▶ **Текст для упражнения**
----

Как и в прискорбном случае с покойной принцессой, внешние признаки оказались обманчивы. Ближе к вечеру семейный врач, заглянув к ее светлости, обнаружил у нее угрожающе слабый пульс. «Бренди, немедленно!» – скомандовал он. Перепуганный лорд Элторп попытался споить глоточек живительного напитка жене, но та почему-то стала от него отбиваться. Не успел он растерянно развести руками, как Эстер потеряла сознание – и через считаные минуты скончалась.
У Сары схватки начались через долгие восемь суток после этого кошмара, и ожидание их стало для нее истинной пыткой. Кроме милости Божией и ей тоже полагаться было не на что. Эстер с ее мертворожденным ребенком тем временем бережно захоронили в семейном склепе, а через день Сара благополучно разрешилась сыном. И новоявленному мистеру Спенсеру Литлтону было явно невдомек, почему никто из родных его матери не спешит радоваться его крику и сучению ножками, а продолжают пребывать в трауре со скорбными лицами.

----

▶ **Исходные данные**
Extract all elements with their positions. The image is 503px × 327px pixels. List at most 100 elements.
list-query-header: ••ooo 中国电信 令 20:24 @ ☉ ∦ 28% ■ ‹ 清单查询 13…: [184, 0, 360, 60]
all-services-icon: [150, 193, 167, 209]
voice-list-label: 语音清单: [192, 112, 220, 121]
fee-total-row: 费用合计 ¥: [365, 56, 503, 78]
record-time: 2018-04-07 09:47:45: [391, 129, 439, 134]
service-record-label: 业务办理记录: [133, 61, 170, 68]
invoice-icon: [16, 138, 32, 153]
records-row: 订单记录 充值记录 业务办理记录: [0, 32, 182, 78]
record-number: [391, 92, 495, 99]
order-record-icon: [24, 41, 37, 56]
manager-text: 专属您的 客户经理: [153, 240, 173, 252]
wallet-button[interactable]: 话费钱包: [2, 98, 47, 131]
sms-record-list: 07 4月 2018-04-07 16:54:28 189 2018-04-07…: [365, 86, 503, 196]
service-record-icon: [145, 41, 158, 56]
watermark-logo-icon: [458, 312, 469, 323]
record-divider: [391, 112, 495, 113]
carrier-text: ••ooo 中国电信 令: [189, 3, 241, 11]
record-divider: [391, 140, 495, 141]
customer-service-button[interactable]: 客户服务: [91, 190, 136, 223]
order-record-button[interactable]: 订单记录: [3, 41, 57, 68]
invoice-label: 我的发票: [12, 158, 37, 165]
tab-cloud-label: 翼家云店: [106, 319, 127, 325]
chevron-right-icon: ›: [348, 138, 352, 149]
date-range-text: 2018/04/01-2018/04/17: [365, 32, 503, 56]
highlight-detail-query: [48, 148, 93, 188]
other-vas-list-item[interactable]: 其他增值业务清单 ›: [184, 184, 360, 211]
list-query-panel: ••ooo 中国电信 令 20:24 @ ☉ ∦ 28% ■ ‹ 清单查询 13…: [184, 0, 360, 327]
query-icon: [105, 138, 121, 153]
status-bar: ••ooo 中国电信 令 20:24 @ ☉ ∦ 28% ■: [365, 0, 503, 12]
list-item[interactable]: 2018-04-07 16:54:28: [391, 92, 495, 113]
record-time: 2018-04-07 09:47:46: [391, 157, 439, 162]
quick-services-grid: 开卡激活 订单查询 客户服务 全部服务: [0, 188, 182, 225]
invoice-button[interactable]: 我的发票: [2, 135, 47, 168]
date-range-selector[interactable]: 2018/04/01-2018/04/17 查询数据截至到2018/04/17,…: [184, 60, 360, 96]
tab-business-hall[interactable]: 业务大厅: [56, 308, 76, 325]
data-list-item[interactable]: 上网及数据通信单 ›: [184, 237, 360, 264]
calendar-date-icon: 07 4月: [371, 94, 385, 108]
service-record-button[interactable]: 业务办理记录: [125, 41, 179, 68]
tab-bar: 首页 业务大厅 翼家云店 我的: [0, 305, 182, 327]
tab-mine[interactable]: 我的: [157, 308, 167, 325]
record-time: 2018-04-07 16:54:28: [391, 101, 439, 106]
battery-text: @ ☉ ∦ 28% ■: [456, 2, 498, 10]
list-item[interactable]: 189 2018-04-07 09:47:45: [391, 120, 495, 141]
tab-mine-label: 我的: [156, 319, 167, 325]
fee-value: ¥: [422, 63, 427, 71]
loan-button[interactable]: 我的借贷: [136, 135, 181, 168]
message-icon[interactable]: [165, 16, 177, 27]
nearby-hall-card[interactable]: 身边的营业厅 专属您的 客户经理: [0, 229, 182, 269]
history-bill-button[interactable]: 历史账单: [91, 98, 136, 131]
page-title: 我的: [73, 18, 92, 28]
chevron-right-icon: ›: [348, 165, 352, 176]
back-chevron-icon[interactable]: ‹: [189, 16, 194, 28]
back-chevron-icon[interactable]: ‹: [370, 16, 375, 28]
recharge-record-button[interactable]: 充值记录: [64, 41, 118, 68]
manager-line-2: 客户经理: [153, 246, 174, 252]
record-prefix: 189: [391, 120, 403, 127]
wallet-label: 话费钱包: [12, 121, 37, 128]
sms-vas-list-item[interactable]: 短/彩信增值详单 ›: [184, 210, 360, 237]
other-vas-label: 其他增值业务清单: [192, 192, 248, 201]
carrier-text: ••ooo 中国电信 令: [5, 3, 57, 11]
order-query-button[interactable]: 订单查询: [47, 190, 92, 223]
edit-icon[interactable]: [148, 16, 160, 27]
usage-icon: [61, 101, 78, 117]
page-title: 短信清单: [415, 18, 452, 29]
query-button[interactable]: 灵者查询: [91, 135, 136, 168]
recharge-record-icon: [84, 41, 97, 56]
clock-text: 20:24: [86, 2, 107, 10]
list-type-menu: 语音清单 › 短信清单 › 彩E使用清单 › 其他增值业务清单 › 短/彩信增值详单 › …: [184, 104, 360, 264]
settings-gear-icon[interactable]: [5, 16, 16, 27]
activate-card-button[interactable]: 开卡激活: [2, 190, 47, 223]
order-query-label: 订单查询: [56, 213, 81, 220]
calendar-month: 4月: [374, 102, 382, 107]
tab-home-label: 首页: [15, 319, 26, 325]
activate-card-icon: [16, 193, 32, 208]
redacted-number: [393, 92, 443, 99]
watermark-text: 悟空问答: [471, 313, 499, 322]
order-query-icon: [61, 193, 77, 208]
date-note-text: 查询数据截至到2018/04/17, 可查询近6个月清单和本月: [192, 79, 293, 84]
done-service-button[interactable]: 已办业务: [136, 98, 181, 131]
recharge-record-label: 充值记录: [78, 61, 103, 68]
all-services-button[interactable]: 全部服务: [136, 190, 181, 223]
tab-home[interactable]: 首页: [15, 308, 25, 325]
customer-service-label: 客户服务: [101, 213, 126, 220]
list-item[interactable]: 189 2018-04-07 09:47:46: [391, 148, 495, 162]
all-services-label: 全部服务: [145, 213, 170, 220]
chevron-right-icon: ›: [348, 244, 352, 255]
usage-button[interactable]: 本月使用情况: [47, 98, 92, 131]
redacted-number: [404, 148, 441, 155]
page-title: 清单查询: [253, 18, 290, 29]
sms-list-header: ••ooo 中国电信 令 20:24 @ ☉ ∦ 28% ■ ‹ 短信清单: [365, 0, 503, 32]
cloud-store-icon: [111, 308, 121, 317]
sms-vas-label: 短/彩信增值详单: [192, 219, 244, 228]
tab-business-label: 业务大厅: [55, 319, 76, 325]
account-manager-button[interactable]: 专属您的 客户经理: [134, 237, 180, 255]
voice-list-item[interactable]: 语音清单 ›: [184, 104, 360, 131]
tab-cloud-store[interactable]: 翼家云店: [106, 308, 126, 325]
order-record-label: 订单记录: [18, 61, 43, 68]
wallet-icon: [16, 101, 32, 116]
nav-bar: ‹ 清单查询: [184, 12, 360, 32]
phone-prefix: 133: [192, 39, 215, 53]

----

▶ **Формулировка задания**
Замените в тексте для упражнения «в семейном склепе» на «на церковном кладбище». Перепишите всё от слов «У Сары схватки» вниз до слов «со скорбными лицами.».

▶ **Ответ**
У Сары схватки начались через долгие восемь суток после этого кошмара, и ожидание их стало для нее истинной пыткой. Кроме милости Божией и ей тоже полагаться было не на что. Эстер с ее мертворожденным ребенком тем временем бережно захоронили на церковном кладбище, а через день Сара благополучно разрешилась сыном. И новоявленному мистеру Спенсеру Литлтону было явно невдомек, почему никто из родных его матери не спешит радоваться его крику и сучению ножками, а продолжают пребывать в трауре со скорбными лицами.